WHAT YOU SHOULD DO: Print the stretch of the forum excerpt on Vedic ritual and images from "I agree that" through "revelations and manifestations." word for word.

SELECTED EXCERPT:
╭──
I agree that the beauty of the idea of gradation in revelation is convincing. It is one of these jokes of man-made theology that we assume we can prescribe to God what are the limits of his revelations and manifestations.
nabadip - Tue, 23 Dec 2003 01:03:23 +0530
QUOTE(adiyen @ Dec 22 2003, 08:08 AM)
Others and I like to think of the horse sacrifice
(asva-medha) as a later transformation of a periodic ritual sacrifice of
the king. The king's horse takes the place of the king, even to the
degree that the king's major queen copulates with it as it is being
throttled. All these are some of the facts of ancient Indic religion.

Here is some counter-view to the above one :

A Text by Subhash Kak, a scholar on the Veda, who deciphered a Vedic code. The original article is about the fact that the Veda knew images.

Quote begins:

One such text is the “Ashtadhyayi” of Panini, the great grammarian of the 5th or 4th century BC. Its terse sutras are written in a technical language in which changes would alter meaning, and its commentaries are attested back to the 4th century. In this text there is clear mention of images. The ordinary images were called pratikriti and the images for worship were called archa (see As. 5.3.96-100). Patanjali, the 2nd century BC author of the “Mahabhashya” commentary on the “Ashtadhyayi”, tells us more about the pratikriti and archa.
╰──
LISTING:
╭──
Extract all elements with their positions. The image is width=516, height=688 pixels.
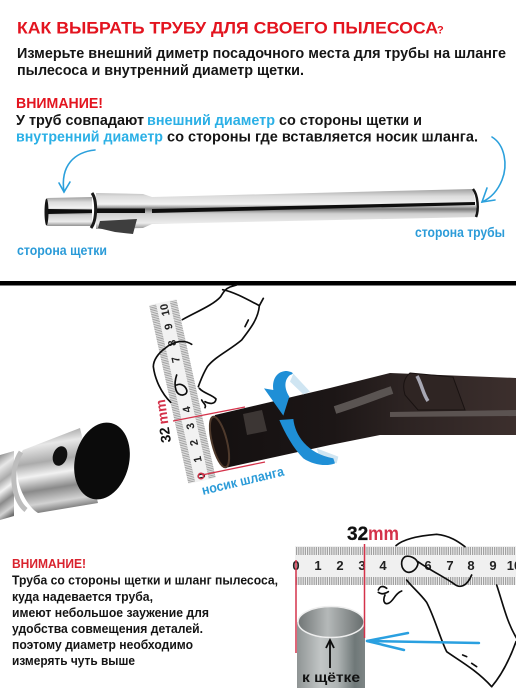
measuring ruler, horizontal: 2 <box>336 558 344 573</box>
measuring ruler, vertical <box>149 299 216 484</box>
measuring ruler, vertical: 3 <box>185 422 198 430</box>
label: 32 mm rotated: 32mm <box>152 399 174 444</box>
warning heading: ВНИМАНИЕ! <box>16 96 103 112</box>
label: brush side: сторона щетки <box>17 243 107 258</box>
measuring ruler, horizontal <box>292 546 516 585</box>
hand holding ruler <box>153 285 263 408</box>
slider button <box>404 373 465 410</box>
warning text: со стороны где вставляется носик шланга. <box>167 128 478 146</box>
blue arrow <box>367 633 479 650</box>
measuring ruler, horizontal: 7 <box>446 558 454 573</box>
bottom warning text: Труба со стороны щетки и шланг пылесоса, <box>12 572 278 588</box>
measuring ruler, vertical: 2 <box>188 438 201 447</box>
label: to brush: к щётке <box>302 669 360 685</box>
measurement 32 mm: 32 <box>347 524 368 545</box>
measuring ruler, horizontal: 3 <box>358 558 366 573</box>
measuring ruler, vertical: 10 <box>158 302 173 317</box>
warning text: внутренний диаметр <box>16 128 163 146</box>
cap <box>66 417 138 505</box>
measuring ruler, vertical: 1 <box>192 455 205 463</box>
measuring ruler, horizontal: 1 <box>314 558 322 573</box>
bottom warning heading: ВНИМАНИЕ! <box>12 557 86 571</box>
measuring ruler, vertical: 9 <box>163 322 176 331</box>
measuring ruler, horizontal: 8 <box>467 558 475 573</box>
arrow: pipe side <box>482 137 505 202</box>
measuring ruler, vertical: 8 <box>166 339 179 347</box>
chrome pipe with black cap <box>0 417 138 520</box>
arrow: brush side <box>59 150 95 192</box>
bottom warning text: удобства совмещения деталей. <box>12 621 203 636</box>
measurement 32 mm: mm <box>368 524 399 545</box>
measuring ruler, vertical: 0 <box>195 472 208 480</box>
measuring ruler, horizontal: 6 <box>424 558 432 573</box>
title: ? <box>437 24 444 36</box>
bottom warning text: поэтому диаметр необходимо <box>12 637 193 652</box>
warning text: внешний диаметр <box>147 112 275 129</box>
measuring ruler, vertical: 4 <box>181 404 194 414</box>
intro text: Измерьте внешний диметр посадочного места для трубы на шланге <box>17 45 506 62</box>
rotation arrow <box>264 371 338 465</box>
red measurement lines <box>173 407 265 479</box>
warning text: со стороны щетки и <box>279 112 422 129</box>
measuring ruler, horizontal: 9 <box>489 558 497 573</box>
bottom warning text: имеют небольшое заужение для <box>12 605 209 620</box>
label: pipe side: сторона трубы <box>415 225 505 240</box>
square clip <box>243 410 267 435</box>
lever <box>98 219 137 234</box>
red guide lines <box>296 544 364 653</box>
warning text: У труб совпадают <box>16 112 144 129</box>
hole <box>50 444 70 468</box>
black arrow in cylinder <box>326 640 334 668</box>
bottom warning text: куда надевается труба, <box>12 589 153 604</box>
divider bar <box>0 281 516 286</box>
bottom warning text: измерять чуть выше <box>12 653 135 668</box>
measurement 32 mm <box>347 524 399 545</box>
title: КАК ВЫБРАТЬ ТРУБУ ДЛЯ СВОЕГО ПЫЛЕСОСА <box>17 18 438 38</box>
hose with nozzle <box>206 373 516 469</box>
measuring ruler, vertical: 7 <box>170 355 183 364</box>
cylinder: pipe end <box>297 606 365 688</box>
hand holding ruler, bottom <box>378 534 516 687</box>
measuring ruler, horizontal: 4 <box>379 558 387 573</box>
label: hose nozzle: носик шланга <box>200 464 286 498</box>
intro text: пылесоса и внутренний диаметр щетки. <box>17 62 304 79</box>
telescopic pipe <box>44 189 478 234</box>
measuring ruler, horizontal: 0 <box>292 558 300 573</box>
╰──
RESPONSE TO THIS TASK:
I agree that the beauty of the idea of gradation in revelation is convincing. It is one of these jokes of man-made theology that we assume we can prescribe to God what are the limits of his revelations and manifestations.